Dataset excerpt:
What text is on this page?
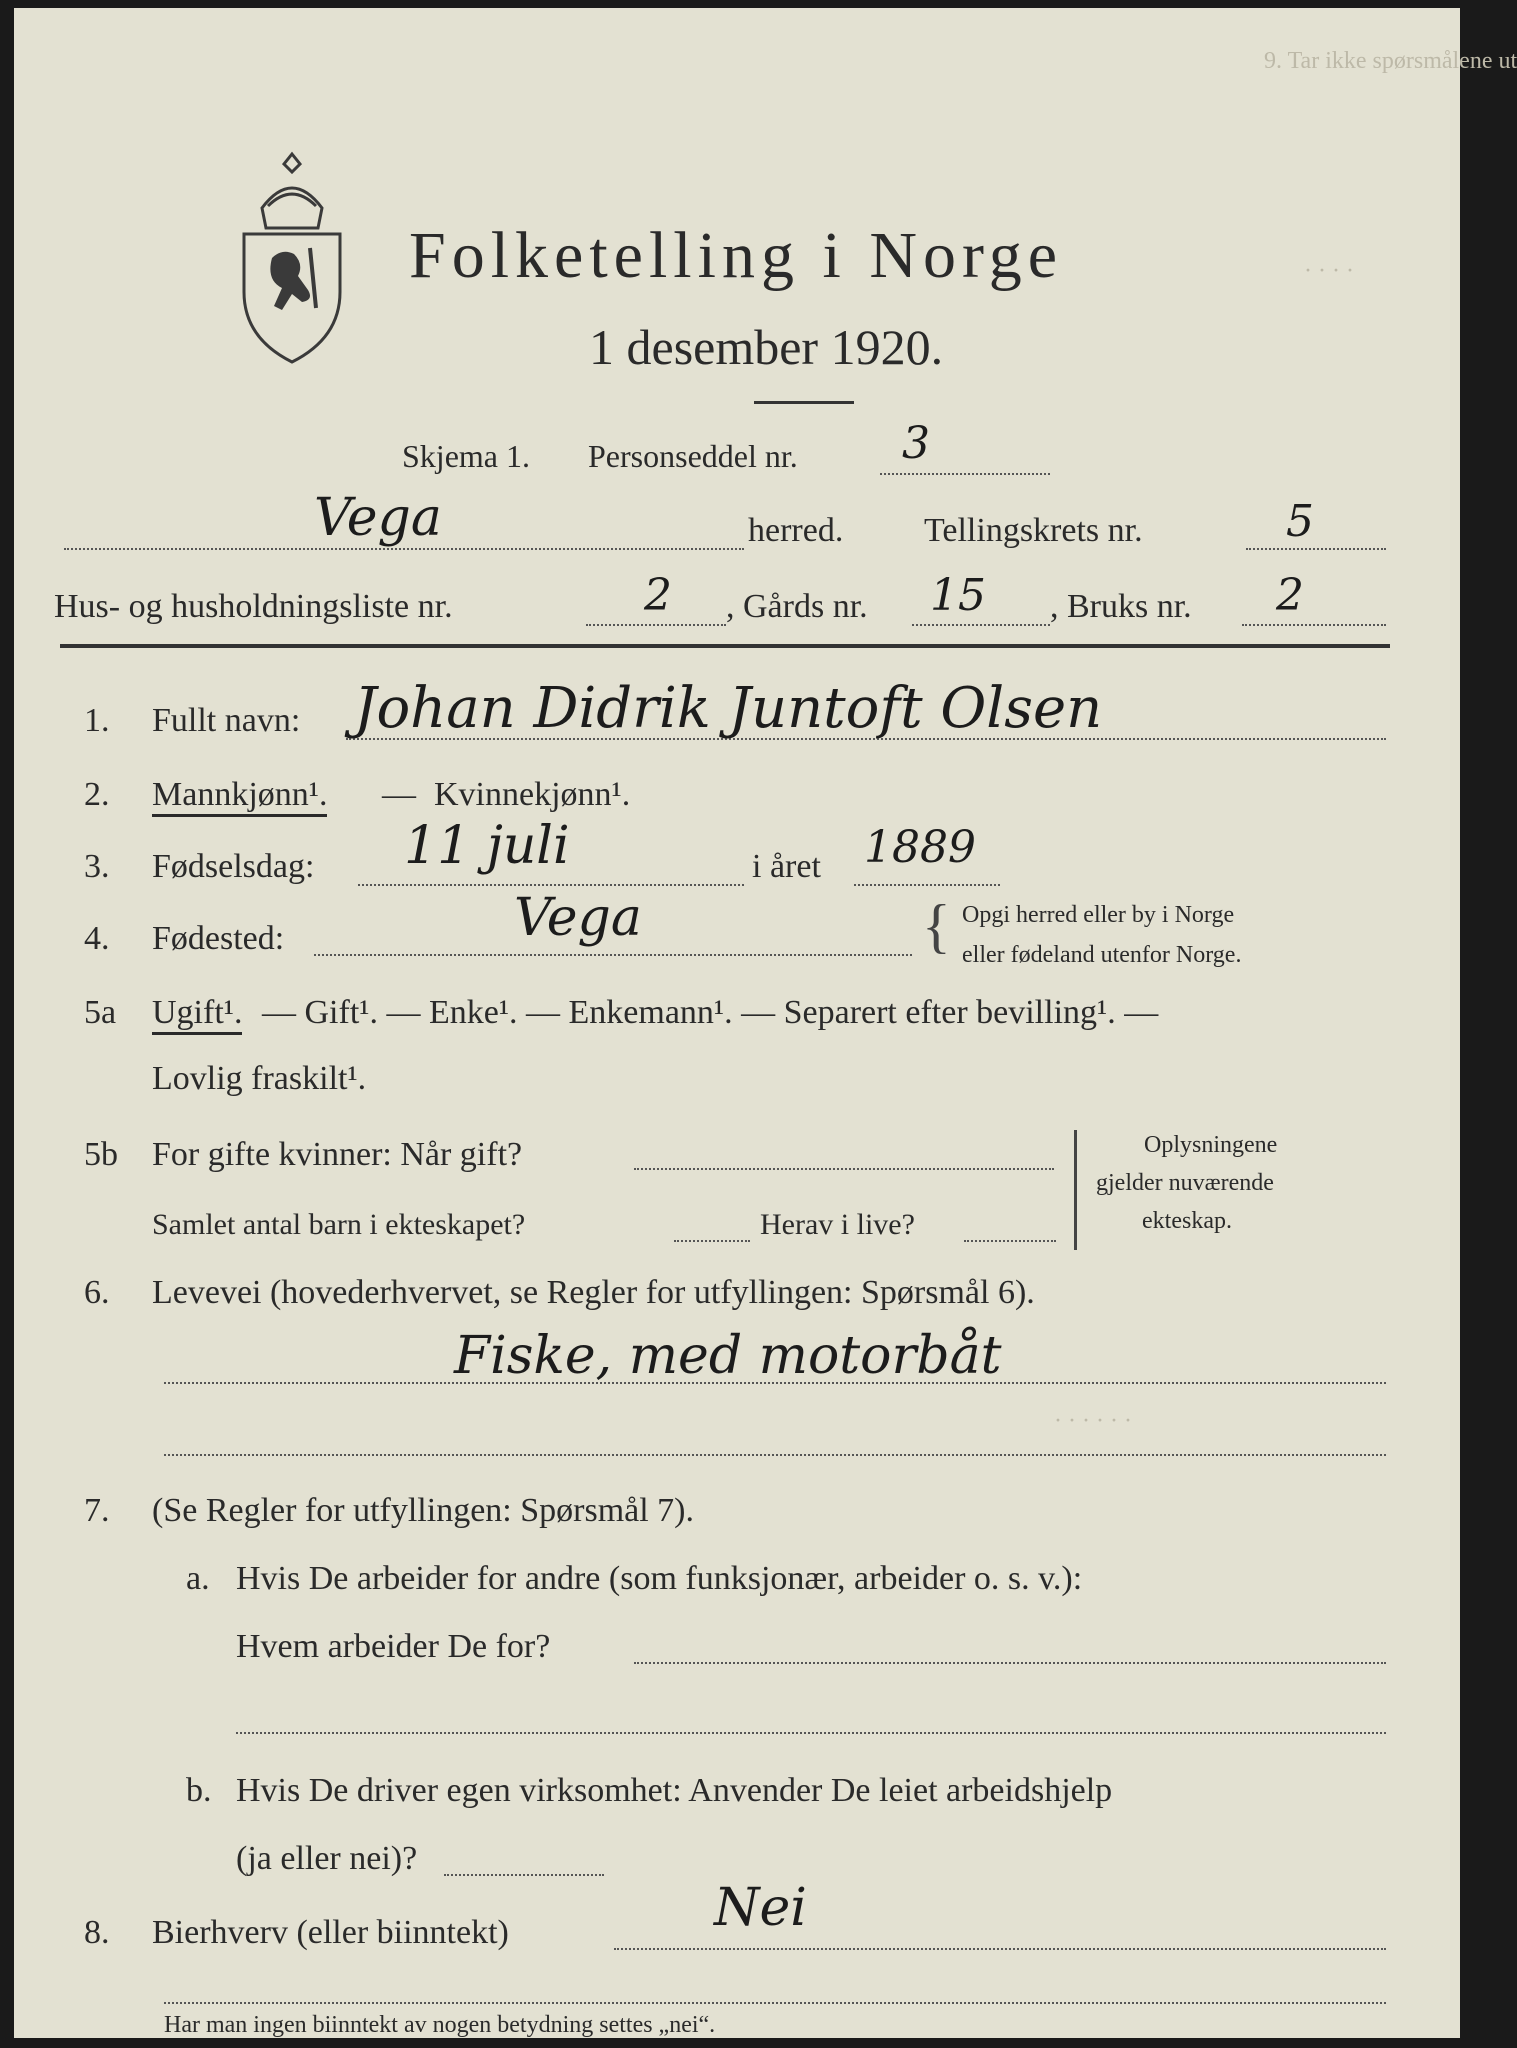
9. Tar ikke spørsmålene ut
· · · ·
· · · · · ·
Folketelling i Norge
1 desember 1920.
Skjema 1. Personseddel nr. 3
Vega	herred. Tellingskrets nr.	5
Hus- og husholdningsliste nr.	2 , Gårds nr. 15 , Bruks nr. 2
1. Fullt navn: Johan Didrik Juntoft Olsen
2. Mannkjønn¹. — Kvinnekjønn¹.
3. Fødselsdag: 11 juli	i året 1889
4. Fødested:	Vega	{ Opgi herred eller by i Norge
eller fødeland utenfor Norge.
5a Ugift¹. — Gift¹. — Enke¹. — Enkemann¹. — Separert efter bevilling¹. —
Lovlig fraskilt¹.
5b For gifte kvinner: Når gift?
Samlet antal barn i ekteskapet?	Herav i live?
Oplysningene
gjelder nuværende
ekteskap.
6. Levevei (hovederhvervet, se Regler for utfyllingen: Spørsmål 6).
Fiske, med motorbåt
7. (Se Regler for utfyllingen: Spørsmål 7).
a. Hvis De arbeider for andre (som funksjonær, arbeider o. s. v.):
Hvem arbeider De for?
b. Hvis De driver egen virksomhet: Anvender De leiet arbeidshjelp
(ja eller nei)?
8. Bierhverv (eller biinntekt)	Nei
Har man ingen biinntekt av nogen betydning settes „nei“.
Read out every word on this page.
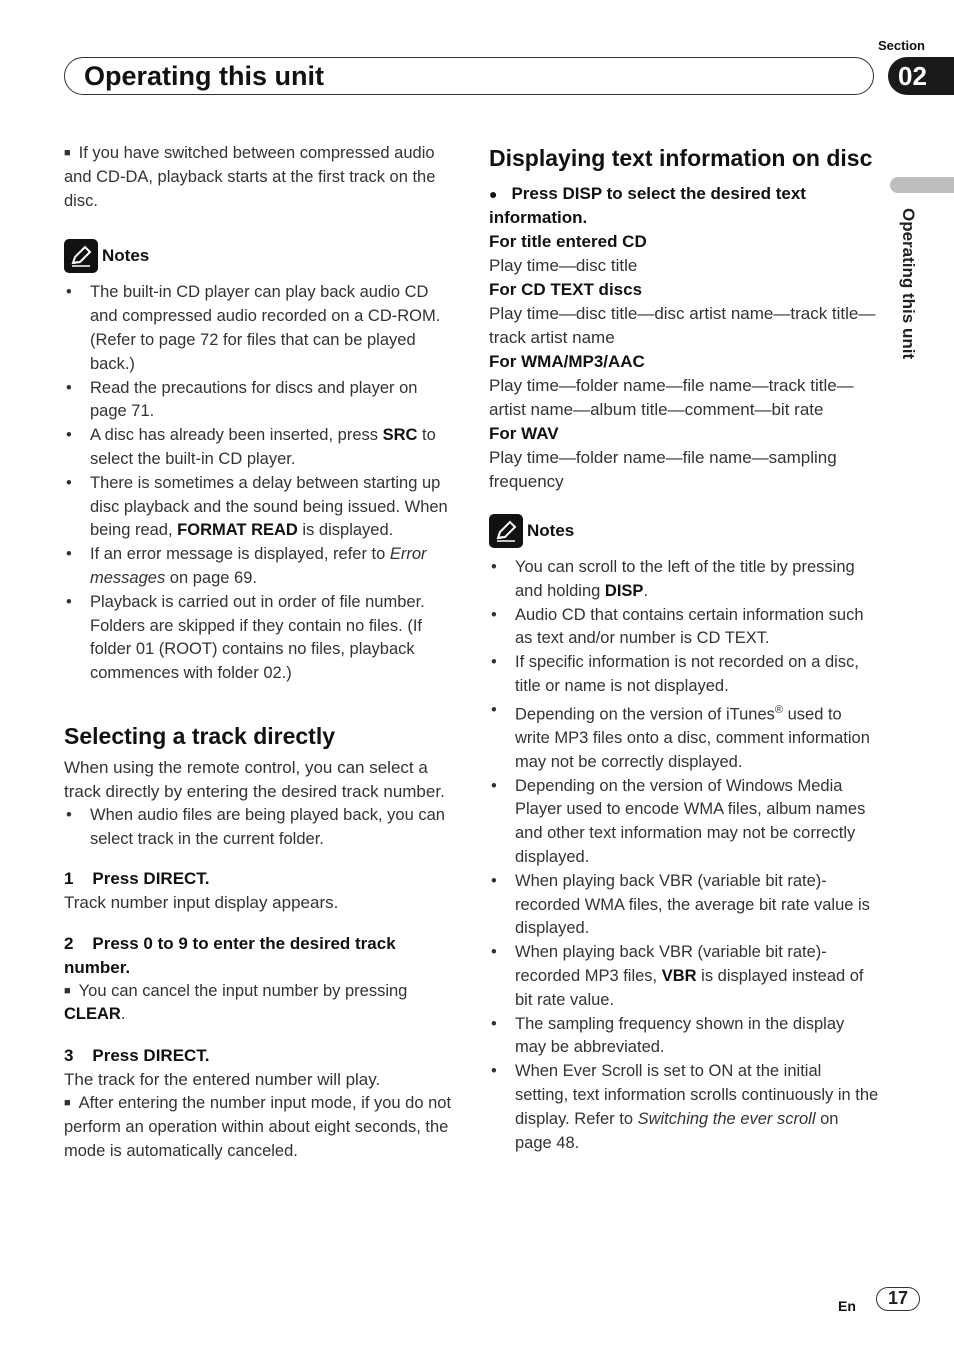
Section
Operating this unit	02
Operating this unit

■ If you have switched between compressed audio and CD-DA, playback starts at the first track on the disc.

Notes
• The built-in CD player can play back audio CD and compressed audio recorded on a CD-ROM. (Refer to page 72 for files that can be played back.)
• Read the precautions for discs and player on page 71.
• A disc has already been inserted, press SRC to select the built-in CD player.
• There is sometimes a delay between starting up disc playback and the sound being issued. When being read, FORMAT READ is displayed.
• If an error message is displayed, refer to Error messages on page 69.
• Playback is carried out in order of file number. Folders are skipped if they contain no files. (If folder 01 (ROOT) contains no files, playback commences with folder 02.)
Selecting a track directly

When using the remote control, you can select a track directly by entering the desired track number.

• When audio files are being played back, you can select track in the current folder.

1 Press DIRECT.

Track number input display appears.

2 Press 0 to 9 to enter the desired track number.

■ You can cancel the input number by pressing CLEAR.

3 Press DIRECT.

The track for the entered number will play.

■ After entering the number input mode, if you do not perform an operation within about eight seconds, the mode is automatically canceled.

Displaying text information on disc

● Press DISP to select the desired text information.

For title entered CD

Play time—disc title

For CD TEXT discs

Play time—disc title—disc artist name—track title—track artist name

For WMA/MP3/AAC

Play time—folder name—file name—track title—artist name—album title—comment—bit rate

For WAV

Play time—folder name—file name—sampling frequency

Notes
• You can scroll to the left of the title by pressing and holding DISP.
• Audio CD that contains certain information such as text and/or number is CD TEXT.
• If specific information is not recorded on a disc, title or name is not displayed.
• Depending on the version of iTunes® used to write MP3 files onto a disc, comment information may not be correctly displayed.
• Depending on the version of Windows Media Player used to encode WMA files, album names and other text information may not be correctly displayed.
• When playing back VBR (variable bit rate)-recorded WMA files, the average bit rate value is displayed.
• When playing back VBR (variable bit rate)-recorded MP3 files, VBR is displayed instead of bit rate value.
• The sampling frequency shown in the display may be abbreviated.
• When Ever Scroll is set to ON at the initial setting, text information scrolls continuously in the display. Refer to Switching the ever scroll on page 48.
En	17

◆ **Stated goal**:
Count each line above in which the string "used" appears, then state only the total.

◆ **Answer for this exercise**:
2